→ What you need to do
Each record needs to be echoed exactly; can you do that?

-- Begin --

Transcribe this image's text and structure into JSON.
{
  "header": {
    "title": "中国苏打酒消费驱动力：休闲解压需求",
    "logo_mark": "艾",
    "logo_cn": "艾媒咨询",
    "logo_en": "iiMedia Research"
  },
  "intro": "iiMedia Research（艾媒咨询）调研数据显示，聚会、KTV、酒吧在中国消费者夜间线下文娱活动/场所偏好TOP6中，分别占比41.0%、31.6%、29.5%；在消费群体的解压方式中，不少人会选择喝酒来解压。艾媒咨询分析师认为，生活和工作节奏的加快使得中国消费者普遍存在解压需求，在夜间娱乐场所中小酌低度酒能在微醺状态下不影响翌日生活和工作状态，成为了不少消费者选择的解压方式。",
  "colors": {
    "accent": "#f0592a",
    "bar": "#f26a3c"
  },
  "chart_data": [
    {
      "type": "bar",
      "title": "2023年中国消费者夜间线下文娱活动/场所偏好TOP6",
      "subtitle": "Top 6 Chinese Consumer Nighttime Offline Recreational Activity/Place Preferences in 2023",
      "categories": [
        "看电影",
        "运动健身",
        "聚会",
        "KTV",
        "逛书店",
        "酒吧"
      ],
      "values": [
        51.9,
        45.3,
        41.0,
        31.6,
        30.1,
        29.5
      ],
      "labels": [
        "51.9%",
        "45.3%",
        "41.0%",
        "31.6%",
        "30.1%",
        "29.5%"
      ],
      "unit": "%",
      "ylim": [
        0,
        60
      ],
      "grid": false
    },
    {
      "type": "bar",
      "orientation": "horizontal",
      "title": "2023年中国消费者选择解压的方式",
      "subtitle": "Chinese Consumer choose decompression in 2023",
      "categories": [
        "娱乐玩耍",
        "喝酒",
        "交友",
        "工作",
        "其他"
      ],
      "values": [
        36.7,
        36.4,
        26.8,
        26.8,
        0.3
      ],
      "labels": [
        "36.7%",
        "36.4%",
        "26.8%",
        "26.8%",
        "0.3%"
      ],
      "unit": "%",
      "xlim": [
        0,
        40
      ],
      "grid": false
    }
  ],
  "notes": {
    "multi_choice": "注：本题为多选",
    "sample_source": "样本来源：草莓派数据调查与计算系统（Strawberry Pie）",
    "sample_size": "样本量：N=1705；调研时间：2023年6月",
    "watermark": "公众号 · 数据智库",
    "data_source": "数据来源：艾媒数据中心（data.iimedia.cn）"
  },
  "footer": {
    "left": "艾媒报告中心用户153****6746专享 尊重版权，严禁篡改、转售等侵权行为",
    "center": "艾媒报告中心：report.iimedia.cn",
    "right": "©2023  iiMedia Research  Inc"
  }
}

-- End --

→ Task solution
Transcribe this image's text and structure into JSON.
{
  "header": {
    "title": "中国苏打酒消费驱动力：休闲解压需求",
    "logo_mark": "艾",
    "logo_cn": "艾媒咨询",
    "logo_en": "iiMedia Research"
  },
  "intro": "iiMedia Research（艾媒咨询）调研数据显示，聚会、KTV、酒吧在中国消费者夜间线下文娱活动/场所偏好TOP6中，分别占比41.0%、31.6%、29.5%；在消费群体的解压方式中，不少人会选择喝酒来解压。艾媒咨询分析师认为，生活和工作节奏的加快使得中国消费者普遍存在解压需求，在夜间娱乐场所中小酌低度酒能在微醺状态下不影响翌日生活和工作状态，成为了不少消费者选择的解压方式。",
  "colors": {
    "accent": "#f0592a",
    "bar": "#f26a3c"
  },
  "chart_data": [
    {
      "type": "bar",
      "title": "2023年中国消费者夜间线下文娱活动/场所偏好TOP6",
      "subtitle": "Top 6 Chinese Consumer Nighttime Offline Recreational Activity/Place Preferences in 2023",
      "categories": [
        "看电影",
        "运动健身",
        "聚会",
        "KTV",
        "逛书店",
        "酒吧"
      ],
      "values": [
        51.9,
        45.3,
        41.0,
        31.6,
        30.1,
        29.5
      ],
      "labels": [
        "51.9%",
        "45.3%",
        "41.0%",
        "31.6%",
        "30.1%",
        "29.5%"
      ],
      "unit": "%",
      "ylim": [
        0,
        60
      ],
      "grid": false
    },
    {
      "type": "bar",
      "orientation": "horizontal",
      "title": "2023年中国消费者选择解压的方式",
      "subtitle": "Chinese Consumer choose decompression in 2023",
      "categories": [
        "娱乐玩耍",
        "喝酒",
        "交友",
        "工作",
        "其他"
      ],
      "values": [
        36.7,
        36.4,
        26.8,
        26.8,
        0.3
      ],
      "labels": [
        "36.7%",
        "36.4%",
        "26.8%",
        "26.8%",
        "0.3%"
      ],
      "unit": "%",
      "xlim": [
        0,
        40
      ],
      "grid": false
    }
  ],
  "notes": {
    "multi_choice": "注：本题为多选",
    "sample_source": "样本来源：草莓派数据调查与计算系统（Strawberry Pie）",
    "sample_size": "样本量：N=1705；调研时间：2023年6月",
    "watermark": "公众号 · 数据智库",
    "data_source": "数据来源：艾媒数据中心（data.iimedia.cn）"
  },
  "footer": {
    "left": "艾媒报告中心用户153****6746专享 尊重版权，严禁篡改、转售等侵权行为",
    "center": "艾媒报告中心：report.iimedia.cn",
    "right": "©2023  iiMedia Research  Inc"
  }
}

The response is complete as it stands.